* **INSTRUCTIONS FOR THE TASK**: Return every line below as is, leaving out the pictures.

== RECORD EXTRACTS

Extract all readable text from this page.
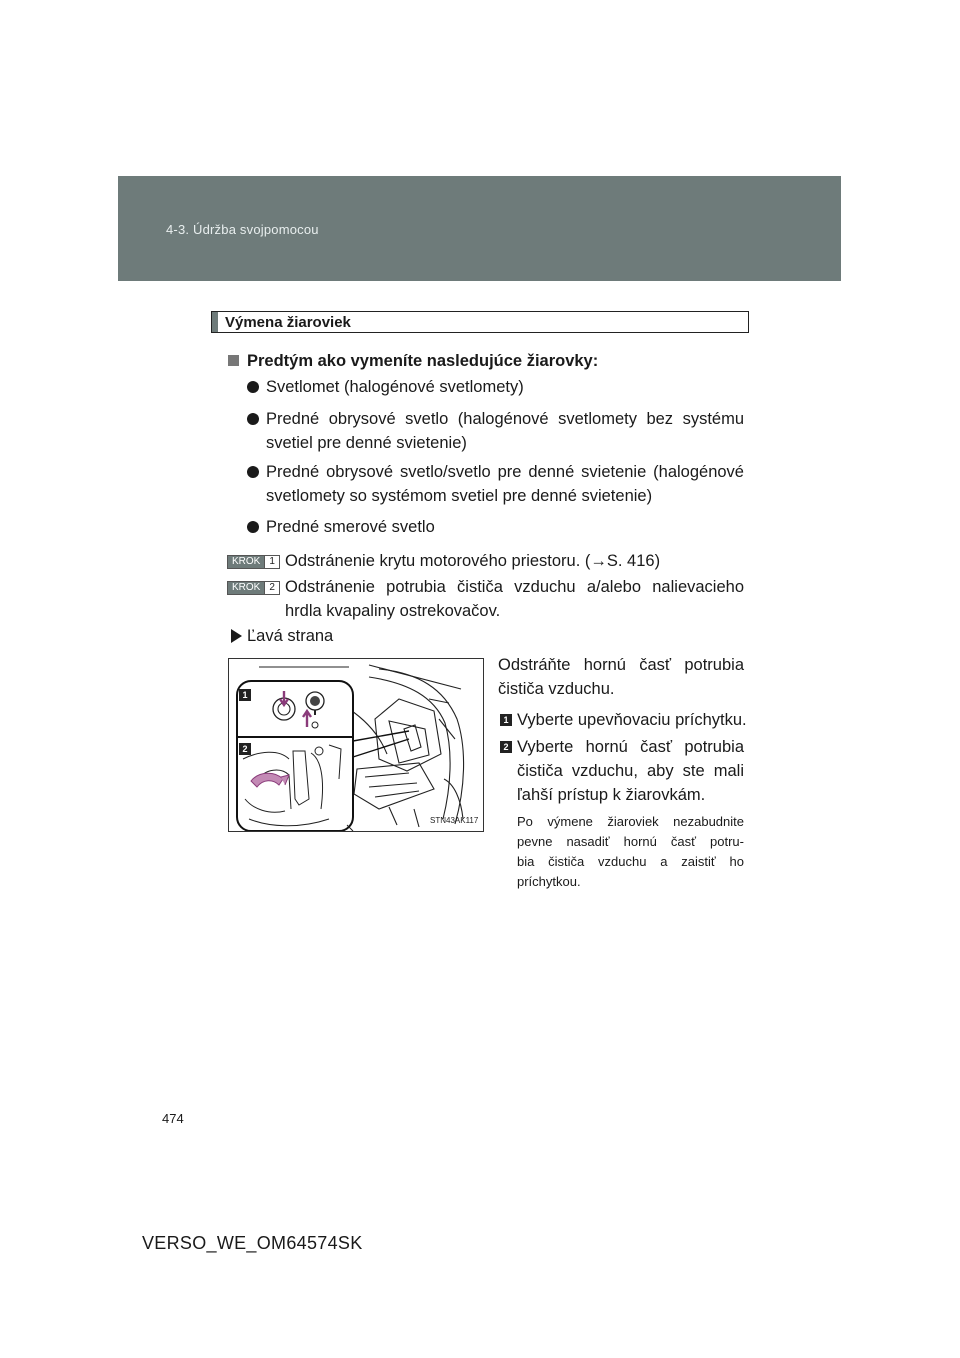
4-3. Údržba svojpomocou
Výmena žiaroviek
Predtým ako vymeníte nasledujúce žiarovky:
Svetlomet (halogénové svetlomety)
Predné obrysové svetlo (halogénové svetlomety bez systému
svetiel pre denné svietenie)
Predné obrysové svetlo/svetlo pre denné svietenie (halogénové
svetlomety so systémom svetiel pre denné svietenie)
Predné smerové svetlo
KROK 1 Odstránenie krytu motorového priestoru. (→S. 416)
KROK 2 Odstránenie potrubia čističa vzduchu a/alebo nalievacieho
hrdla kvapaliny ostrekovačov.
Ľavá strana
1
2
STN43AK117
Odstráňte hornú časť potrubia
čističa vzduchu.
1 Vyberte upevňovaciu príchytku.
2 Vyberte hornú časť potrubia
čističa vzduchu, aby ste mali
ľahší prístup k žiarovkám.
Po výmene žiaroviek nezabudnite
pevne nasadiť hornú časť potru-
bia čističa vzduchu a zaistiť ho
príchytkou.
474
VERSO_WE_OM64574SK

====

* **REPLY TO THE EXERCISE**:
Extract all readable text from this page.
4-3. Údržba svojpomocou
Výmena žiaroviek
Predtým ako vymeníte nasledujúce žiarovky:
Svetlomet (halogénové svetlomety)
Predné obrysové svetlo (halogénové svetlomety bez systému
svetiel pre denné svietenie)
Predné obrysové svetlo/svetlo pre denné svietenie (halogénové
svetlomety so systémom svetiel pre denné svietenie)
Predné smerové svetlo
KROK 1 Odstránenie krytu motorového priestoru. (→S. 416)
KROK 2 Odstránenie potrubia čističa vzduchu a/alebo nalievacieho
hrdla kvapaliny ostrekovačov.
Ľavá strana
1
2
STN43AK117
Odstráňte hornú časť potrubia
čističa vzduchu.
1 Vyberte upevňovaciu príchytku.
2 Vyberte hornú časť potrubia
čističa vzduchu, aby ste mali
ľahší prístup k žiarovkám.
Po výmene žiaroviek nezabudnite
pevne nasadiť hornú časť potru-
bia čističa vzduchu a zaistiť ho
príchytkou.
474
VERSO_WE_OM64574SK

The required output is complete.